Information supplied:
-*-*-

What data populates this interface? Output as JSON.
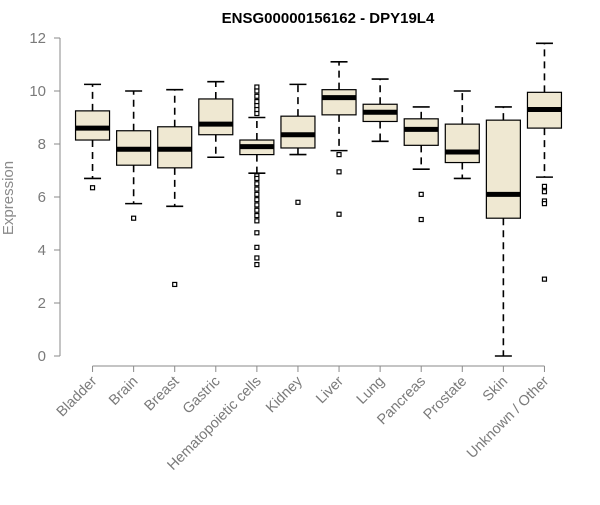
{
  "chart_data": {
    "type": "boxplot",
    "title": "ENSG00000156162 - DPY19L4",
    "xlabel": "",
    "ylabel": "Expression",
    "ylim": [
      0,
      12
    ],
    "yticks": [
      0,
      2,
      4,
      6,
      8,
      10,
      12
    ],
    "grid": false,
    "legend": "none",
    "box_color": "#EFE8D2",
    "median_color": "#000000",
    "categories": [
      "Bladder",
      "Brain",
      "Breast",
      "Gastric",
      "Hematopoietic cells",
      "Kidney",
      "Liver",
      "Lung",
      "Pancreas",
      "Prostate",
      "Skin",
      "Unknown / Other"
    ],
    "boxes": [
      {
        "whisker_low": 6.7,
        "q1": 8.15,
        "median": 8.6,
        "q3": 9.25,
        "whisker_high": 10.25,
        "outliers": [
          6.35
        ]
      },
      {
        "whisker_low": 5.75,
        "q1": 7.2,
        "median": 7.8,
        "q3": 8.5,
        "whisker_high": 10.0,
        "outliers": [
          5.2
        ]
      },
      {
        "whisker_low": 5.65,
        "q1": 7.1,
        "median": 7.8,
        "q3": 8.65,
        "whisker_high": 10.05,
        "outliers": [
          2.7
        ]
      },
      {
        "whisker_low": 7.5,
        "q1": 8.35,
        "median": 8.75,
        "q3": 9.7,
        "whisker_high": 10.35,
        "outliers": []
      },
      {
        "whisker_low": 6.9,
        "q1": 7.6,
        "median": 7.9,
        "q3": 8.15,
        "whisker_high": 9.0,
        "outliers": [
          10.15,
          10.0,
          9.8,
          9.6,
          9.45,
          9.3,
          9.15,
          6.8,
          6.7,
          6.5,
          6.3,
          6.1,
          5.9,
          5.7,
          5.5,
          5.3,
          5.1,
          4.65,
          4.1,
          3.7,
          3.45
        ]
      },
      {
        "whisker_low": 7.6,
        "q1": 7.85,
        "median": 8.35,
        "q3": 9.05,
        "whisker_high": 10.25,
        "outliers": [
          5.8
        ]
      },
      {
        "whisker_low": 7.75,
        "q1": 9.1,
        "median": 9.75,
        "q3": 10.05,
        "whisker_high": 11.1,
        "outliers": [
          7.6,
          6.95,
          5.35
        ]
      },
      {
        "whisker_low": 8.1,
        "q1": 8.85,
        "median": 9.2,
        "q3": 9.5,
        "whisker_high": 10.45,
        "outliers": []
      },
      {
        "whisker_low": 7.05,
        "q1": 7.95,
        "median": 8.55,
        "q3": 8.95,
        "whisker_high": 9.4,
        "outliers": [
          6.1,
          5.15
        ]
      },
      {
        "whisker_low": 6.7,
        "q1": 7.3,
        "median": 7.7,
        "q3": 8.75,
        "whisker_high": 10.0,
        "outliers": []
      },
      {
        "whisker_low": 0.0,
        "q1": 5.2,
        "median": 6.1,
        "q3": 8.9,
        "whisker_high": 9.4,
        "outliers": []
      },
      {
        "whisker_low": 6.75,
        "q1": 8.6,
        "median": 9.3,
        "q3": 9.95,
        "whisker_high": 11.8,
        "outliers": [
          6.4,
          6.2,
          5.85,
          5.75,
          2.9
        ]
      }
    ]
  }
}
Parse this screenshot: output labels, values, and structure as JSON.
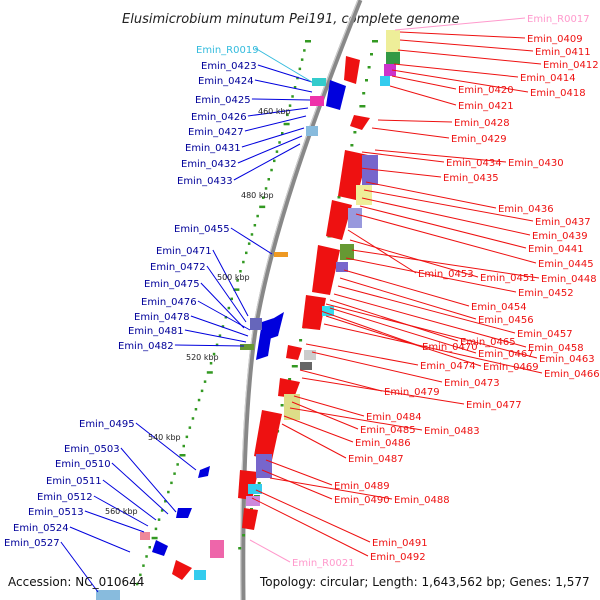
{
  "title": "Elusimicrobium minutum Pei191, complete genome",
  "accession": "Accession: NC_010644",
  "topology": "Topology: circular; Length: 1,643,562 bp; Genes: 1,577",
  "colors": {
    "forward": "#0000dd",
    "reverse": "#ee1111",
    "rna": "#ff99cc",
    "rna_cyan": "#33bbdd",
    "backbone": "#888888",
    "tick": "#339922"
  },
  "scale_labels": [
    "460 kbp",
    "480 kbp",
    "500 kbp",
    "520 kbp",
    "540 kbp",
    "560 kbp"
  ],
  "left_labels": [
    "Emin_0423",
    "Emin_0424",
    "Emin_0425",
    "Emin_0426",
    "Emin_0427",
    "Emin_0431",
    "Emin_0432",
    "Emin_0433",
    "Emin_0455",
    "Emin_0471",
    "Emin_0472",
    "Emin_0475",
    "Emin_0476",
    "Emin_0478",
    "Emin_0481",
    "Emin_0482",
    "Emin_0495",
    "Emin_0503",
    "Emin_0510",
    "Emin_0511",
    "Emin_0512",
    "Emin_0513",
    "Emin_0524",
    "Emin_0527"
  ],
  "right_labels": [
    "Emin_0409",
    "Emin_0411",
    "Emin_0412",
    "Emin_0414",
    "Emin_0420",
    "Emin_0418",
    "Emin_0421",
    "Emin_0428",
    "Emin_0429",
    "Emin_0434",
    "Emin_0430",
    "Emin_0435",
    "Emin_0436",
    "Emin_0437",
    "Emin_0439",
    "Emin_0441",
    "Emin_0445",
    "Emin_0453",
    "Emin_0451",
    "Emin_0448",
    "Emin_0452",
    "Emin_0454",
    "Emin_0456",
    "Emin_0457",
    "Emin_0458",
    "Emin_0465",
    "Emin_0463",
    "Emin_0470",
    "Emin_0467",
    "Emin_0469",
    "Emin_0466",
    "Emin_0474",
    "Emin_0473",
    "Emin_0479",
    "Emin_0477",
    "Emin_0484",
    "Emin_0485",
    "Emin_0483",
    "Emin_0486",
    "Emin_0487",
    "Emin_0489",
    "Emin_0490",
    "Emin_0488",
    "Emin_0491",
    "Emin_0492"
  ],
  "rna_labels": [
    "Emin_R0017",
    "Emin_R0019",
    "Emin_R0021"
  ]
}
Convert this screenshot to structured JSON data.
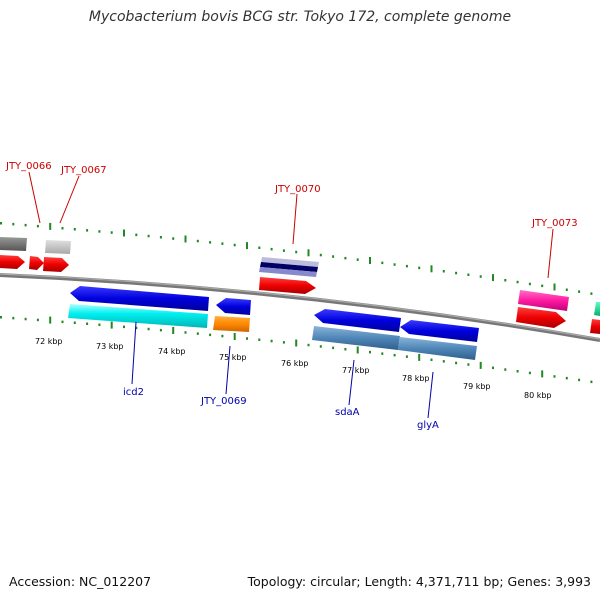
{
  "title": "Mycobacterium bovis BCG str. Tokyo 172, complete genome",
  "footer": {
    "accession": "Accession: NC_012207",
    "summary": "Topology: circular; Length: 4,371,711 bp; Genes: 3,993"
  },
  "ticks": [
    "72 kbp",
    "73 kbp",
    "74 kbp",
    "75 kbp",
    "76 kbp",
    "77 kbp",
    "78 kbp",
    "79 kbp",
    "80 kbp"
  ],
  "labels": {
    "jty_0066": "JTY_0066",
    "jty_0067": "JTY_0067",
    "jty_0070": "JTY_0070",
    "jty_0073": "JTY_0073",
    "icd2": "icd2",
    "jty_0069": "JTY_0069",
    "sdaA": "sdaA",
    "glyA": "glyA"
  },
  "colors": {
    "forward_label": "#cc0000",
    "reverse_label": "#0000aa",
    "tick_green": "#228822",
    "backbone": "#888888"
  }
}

-*-*-

Could you set down nothing but the lines from the one containing "Convert this screenshot" through the last line of the records above, both ends included, exactly as given and free of pictures?

Exercise response:
Convert this screenshot to structured JSON data.
{
  "title": "Mycobacterium bovis BCG str. Tokyo 172, complete genome",
  "footer": {
    "accession": "Accession: NC_012207",
    "summary": "Topology: circular; Length: 4,371,711 bp; Genes: 3,993"
  },
  "ticks": [
    "72 kbp",
    "73 kbp",
    "74 kbp",
    "75 kbp",
    "76 kbp",
    "77 kbp",
    "78 kbp",
    "79 kbp",
    "80 kbp"
  ],
  "labels": {
    "jty_0066": "JTY_0066",
    "jty_0067": "JTY_0067",
    "jty_0070": "JTY_0070",
    "jty_0073": "JTY_0073",
    "icd2": "icd2",
    "jty_0069": "JTY_0069",
    "sdaA": "sdaA",
    "glyA": "glyA"
  },
  "colors": {
    "forward_label": "#cc0000",
    "reverse_label": "#0000aa",
    "tick_green": "#228822",
    "backbone": "#888888"
  }
}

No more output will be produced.